Problem statement
State how many lines of the entries hold the string "jour". Reply with the number alone.

Dataset rows
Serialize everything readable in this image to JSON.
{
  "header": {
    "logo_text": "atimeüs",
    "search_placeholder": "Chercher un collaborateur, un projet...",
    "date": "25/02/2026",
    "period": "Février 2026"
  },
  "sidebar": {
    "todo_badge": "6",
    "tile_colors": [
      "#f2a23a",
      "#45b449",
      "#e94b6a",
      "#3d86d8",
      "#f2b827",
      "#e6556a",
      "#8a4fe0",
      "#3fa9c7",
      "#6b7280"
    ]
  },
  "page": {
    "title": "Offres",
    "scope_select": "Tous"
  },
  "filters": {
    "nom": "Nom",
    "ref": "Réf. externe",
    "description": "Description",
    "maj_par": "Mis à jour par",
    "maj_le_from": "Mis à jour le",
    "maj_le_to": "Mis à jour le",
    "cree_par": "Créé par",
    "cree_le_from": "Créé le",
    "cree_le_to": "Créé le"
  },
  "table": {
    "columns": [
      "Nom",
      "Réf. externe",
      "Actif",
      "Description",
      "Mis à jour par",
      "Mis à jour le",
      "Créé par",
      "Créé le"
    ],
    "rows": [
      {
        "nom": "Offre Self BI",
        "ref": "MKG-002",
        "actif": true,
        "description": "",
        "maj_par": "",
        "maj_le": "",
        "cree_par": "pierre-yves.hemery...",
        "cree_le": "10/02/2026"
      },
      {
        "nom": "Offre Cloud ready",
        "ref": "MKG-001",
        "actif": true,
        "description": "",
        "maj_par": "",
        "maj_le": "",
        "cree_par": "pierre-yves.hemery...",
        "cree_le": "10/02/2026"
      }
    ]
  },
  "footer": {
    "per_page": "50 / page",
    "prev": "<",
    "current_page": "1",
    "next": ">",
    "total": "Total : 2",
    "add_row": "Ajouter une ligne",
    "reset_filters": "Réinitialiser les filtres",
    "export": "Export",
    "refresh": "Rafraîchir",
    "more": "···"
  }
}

Task result
5